* Given request
Transcribe all the records exactly and omit any images they hold.

* Extracted information
--- begin ---
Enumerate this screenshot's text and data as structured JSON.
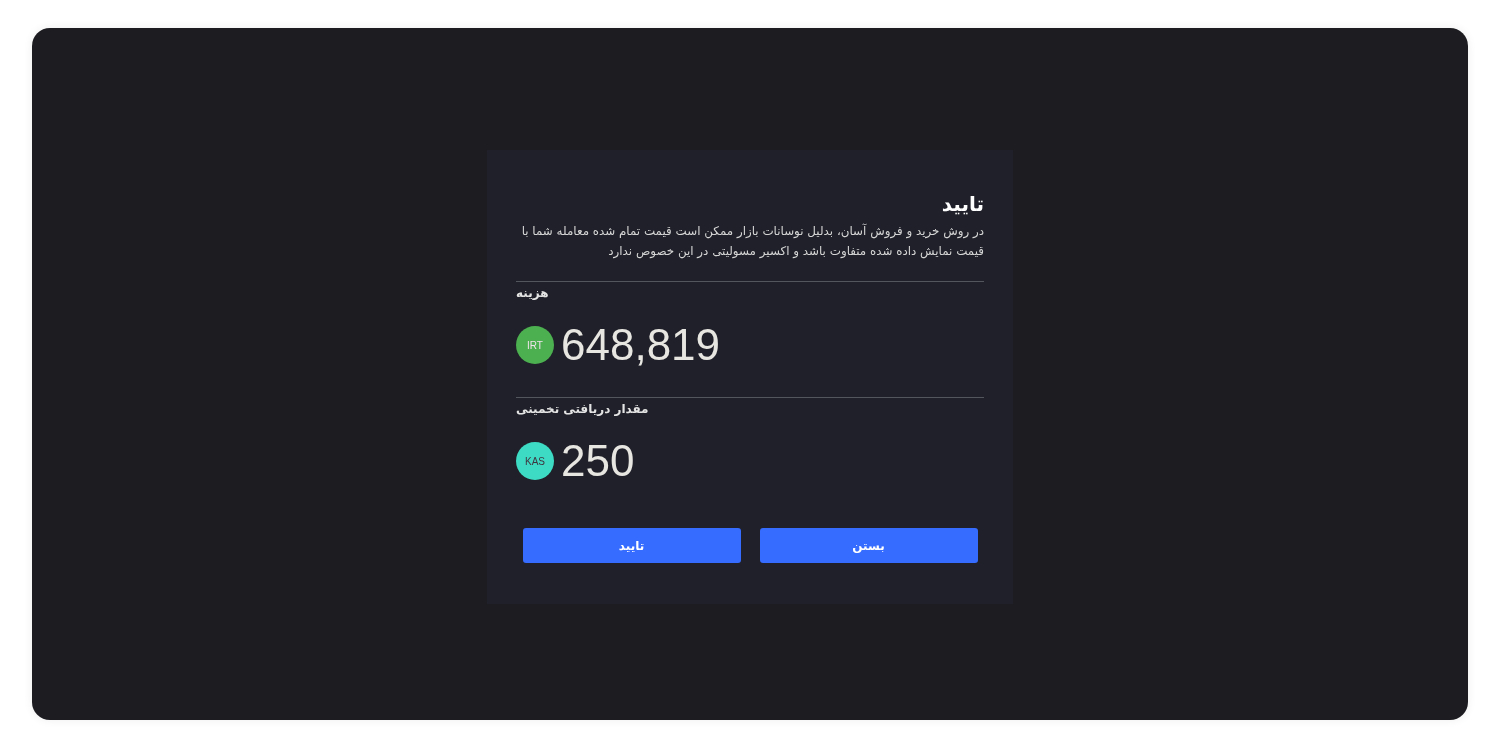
{
  "dialog": {
    "title": "تایید",
    "message": "در روش خرید و فروش آسان، بدلیل نوسانات بازار ممکن است قیمت تمام شده معامله شما با قیمت نمایش داده شده متفاوت باشد و اکسیر مسولیتی در این خصوص ندارد",
    "sections": [
      {
        "label": "هزینه",
        "amount": "648,819",
        "currency": {
          "code": "IRT",
          "color": "#4caf50"
        }
      },
      {
        "label": "مقدار دریافتی تخمینی",
        "amount": "250",
        "currency": {
          "code": "KAS",
          "color": "#3ddbc3"
        }
      }
    ],
    "buttons": [
      {
        "label": "بستن"
      },
      {
        "label": "تایید"
      }
    ]
  }
}
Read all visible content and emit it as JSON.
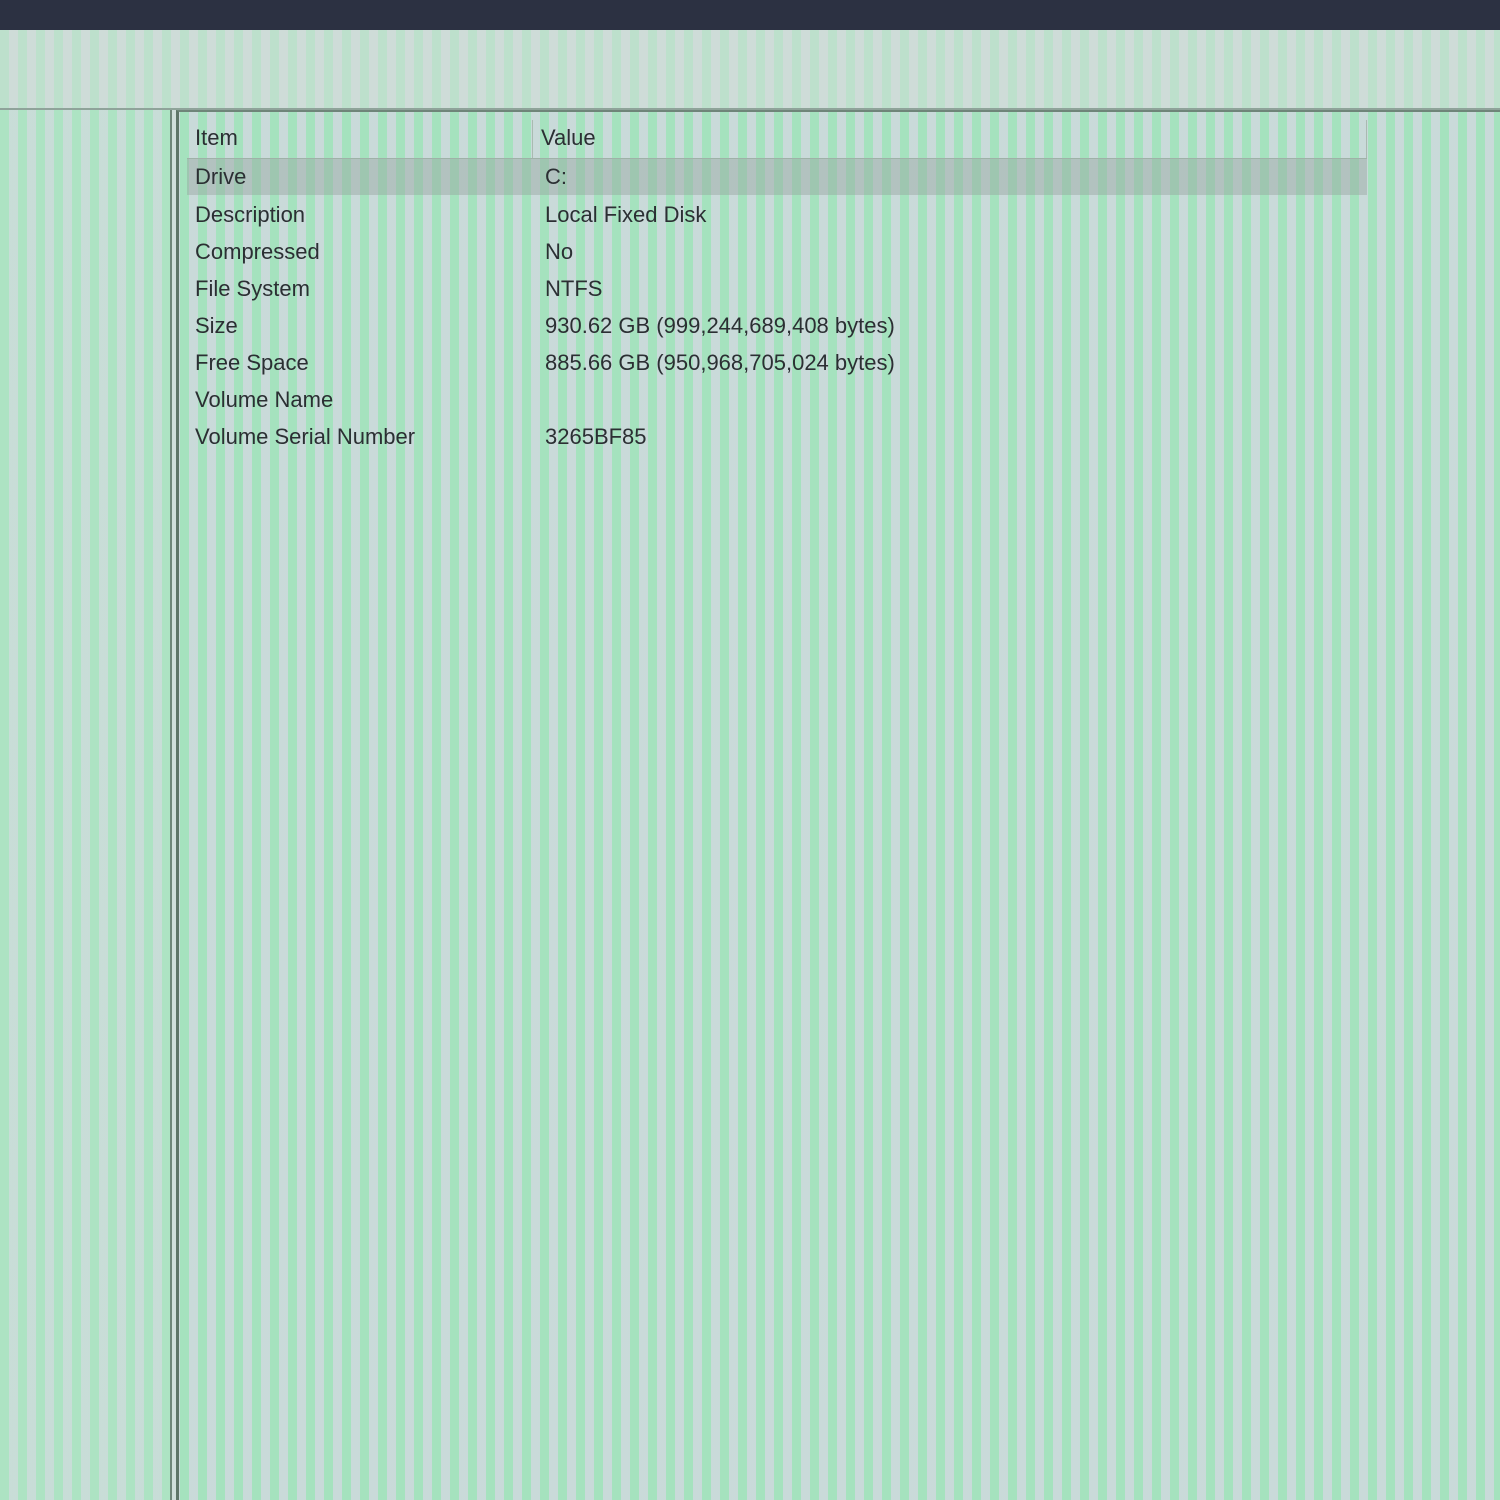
--- end ---
* Result for this task
Enumerate this screenshot's text and data as structured JSON.
{
  "dialog": {
    "title": "تایید",
    "message": "در روش خرید و فروش آسان، بدلیل نوسانات بازار ممکن است قیمت تمام شده معامله شما با قیمت نمایش داده شده متفاوت باشد و اکسیر مسولیتی در این خصوص ندارد",
    "sections": [
      {
        "label": "هزینه",
        "amount": "648,819",
        "currency": {
          "code": "IRT",
          "color": "#4caf50"
        }
      },
      {
        "label": "مقدار دریافتی تخمینی",
        "amount": "250",
        "currency": {
          "code": "KAS",
          "color": "#3ddbc3"
        }
      }
    ],
    "buttons": [
      {
        "label": "بستن"
      },
      {
        "label": "تایید"
      }
    ]
  }
}
Read all visible content and emit it as JSON.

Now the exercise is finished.